→ **Stored data entries**
-- START --

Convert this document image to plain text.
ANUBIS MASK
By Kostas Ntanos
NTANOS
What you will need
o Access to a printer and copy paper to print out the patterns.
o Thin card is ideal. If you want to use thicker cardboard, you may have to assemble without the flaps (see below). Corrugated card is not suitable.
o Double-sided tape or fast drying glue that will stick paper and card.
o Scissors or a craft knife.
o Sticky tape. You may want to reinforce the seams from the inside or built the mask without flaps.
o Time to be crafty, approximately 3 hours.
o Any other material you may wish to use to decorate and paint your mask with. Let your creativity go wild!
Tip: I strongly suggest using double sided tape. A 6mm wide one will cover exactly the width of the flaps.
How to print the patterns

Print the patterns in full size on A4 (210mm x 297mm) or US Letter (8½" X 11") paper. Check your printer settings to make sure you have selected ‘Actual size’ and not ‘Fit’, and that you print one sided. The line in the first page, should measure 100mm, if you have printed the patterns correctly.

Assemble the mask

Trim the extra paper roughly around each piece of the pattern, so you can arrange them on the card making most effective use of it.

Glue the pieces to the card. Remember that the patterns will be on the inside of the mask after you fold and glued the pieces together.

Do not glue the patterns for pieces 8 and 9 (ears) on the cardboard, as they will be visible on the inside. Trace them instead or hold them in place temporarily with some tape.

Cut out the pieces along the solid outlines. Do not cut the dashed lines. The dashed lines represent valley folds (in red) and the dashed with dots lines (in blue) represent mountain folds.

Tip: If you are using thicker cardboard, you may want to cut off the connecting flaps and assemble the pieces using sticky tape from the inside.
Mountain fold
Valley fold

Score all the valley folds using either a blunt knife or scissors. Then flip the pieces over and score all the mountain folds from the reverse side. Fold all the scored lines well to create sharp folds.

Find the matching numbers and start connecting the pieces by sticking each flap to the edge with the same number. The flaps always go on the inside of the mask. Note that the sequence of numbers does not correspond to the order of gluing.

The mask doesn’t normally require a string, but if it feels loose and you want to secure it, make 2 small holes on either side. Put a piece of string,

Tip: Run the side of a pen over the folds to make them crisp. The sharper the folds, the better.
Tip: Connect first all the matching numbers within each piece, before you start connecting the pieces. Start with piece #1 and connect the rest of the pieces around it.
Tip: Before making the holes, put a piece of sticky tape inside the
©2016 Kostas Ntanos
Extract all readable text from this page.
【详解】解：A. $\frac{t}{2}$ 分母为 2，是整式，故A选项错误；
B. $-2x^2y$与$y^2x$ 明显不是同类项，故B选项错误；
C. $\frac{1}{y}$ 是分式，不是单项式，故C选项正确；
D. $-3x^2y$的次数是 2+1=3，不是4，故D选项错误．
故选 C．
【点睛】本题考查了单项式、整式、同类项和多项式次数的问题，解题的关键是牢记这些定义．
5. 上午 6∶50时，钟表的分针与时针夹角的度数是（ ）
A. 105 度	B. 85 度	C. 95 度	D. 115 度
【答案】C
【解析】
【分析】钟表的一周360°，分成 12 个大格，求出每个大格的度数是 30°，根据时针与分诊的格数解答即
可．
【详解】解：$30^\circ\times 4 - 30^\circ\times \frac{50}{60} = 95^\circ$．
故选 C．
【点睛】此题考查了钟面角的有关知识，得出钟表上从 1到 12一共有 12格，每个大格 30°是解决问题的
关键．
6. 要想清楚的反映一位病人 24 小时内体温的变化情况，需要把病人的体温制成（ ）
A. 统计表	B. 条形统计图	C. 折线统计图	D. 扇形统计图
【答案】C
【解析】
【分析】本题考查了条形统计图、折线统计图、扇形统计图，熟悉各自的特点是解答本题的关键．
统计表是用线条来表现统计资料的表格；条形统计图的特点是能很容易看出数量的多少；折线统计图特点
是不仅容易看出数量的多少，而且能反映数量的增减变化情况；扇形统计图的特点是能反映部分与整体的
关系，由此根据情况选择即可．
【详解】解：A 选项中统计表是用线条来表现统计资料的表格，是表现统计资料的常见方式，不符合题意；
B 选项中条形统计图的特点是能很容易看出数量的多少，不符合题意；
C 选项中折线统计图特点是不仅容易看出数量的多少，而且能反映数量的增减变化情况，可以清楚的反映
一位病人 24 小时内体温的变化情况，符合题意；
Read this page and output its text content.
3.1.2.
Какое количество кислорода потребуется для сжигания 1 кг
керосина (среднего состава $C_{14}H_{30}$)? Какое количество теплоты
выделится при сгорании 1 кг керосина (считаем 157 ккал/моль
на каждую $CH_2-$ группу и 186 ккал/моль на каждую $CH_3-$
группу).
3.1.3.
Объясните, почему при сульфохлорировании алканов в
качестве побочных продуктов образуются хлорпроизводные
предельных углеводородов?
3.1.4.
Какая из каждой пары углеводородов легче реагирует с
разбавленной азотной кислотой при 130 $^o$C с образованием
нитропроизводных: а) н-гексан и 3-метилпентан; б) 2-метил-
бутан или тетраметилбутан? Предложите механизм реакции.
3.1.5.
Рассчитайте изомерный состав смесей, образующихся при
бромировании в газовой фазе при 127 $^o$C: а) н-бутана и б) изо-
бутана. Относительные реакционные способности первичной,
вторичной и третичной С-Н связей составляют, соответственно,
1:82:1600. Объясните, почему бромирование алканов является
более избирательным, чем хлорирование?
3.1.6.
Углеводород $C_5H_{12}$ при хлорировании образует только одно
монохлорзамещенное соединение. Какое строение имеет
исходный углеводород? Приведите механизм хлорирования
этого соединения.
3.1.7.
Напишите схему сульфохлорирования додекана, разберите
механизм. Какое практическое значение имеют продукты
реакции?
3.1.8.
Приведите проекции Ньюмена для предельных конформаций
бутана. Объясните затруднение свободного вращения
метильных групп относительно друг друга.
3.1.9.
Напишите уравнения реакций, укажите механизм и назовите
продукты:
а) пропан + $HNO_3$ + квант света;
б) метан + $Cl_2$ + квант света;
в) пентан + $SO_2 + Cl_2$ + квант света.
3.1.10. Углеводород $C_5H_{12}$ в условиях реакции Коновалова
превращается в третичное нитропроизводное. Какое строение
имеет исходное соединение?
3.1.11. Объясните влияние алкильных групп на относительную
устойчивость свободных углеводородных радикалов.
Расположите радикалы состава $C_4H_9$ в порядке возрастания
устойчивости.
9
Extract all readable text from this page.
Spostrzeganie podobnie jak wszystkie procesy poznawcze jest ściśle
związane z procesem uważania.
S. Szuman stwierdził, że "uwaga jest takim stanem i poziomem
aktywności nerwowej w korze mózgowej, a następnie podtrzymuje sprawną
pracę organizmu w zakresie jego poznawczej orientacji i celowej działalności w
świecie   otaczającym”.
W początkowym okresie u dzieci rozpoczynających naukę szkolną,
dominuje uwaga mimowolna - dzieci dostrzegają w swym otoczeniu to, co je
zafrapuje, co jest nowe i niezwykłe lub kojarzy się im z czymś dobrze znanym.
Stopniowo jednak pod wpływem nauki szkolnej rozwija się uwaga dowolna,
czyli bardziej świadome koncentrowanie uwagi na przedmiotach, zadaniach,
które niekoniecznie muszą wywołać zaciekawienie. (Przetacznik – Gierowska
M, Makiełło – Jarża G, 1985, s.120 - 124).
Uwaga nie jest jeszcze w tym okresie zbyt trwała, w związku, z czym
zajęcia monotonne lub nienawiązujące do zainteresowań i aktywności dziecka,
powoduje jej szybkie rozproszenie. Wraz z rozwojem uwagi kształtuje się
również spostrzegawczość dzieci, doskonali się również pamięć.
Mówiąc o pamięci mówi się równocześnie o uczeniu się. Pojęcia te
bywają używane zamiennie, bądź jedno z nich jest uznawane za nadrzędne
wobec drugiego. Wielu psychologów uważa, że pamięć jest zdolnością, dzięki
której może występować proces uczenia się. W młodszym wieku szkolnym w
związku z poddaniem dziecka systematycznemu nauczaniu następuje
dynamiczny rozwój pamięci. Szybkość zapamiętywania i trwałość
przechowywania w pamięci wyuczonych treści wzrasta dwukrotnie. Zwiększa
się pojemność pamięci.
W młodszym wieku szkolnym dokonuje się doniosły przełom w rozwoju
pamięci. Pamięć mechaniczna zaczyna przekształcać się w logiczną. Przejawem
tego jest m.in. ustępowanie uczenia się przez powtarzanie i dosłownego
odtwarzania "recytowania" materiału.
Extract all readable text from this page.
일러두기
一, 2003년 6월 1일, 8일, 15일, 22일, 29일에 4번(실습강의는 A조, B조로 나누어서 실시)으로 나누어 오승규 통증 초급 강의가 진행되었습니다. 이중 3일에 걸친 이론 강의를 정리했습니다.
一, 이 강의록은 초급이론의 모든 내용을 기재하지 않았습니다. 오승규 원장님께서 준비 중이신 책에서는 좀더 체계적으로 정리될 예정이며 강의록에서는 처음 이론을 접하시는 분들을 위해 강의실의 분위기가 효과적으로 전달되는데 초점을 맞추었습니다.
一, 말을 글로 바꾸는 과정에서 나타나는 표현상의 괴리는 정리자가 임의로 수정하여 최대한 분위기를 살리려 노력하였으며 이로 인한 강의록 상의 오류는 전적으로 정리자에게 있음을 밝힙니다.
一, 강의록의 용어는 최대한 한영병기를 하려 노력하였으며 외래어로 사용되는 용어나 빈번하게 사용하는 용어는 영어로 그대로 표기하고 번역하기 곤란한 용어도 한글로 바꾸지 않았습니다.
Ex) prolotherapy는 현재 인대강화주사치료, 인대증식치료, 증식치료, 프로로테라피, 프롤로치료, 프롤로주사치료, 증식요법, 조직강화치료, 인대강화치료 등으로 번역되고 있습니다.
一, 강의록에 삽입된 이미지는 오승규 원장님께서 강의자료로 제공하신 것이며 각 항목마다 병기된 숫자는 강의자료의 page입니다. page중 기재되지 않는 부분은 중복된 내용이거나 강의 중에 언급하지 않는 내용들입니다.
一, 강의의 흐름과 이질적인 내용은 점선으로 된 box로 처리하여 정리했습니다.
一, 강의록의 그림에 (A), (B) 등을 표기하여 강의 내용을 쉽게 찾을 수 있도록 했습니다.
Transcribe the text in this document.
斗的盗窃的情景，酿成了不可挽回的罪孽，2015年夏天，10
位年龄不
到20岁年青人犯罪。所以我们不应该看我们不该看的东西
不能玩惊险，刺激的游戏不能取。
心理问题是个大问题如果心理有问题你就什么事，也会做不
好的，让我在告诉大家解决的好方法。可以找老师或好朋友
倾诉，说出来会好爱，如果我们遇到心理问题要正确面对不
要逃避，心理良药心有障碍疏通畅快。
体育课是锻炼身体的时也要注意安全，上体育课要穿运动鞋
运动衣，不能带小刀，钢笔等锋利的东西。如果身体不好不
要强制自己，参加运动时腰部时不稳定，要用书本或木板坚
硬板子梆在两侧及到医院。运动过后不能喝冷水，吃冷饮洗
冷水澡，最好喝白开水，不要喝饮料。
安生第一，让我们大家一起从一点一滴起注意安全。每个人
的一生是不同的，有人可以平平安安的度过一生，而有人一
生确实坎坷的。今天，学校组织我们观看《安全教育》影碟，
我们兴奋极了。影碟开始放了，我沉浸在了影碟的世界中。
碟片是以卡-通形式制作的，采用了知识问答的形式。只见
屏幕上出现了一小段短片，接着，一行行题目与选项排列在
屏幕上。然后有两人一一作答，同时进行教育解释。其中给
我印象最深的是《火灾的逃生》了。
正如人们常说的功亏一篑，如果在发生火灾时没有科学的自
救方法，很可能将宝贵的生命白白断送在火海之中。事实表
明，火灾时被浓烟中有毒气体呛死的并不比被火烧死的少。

-- END --

→ **The task**
Read through the lines above and collect those that contain the string "предельных".

→ **Response for this exercise**
предельных углеводородов?
Приведите проекции Ньюмена для предельных конформаций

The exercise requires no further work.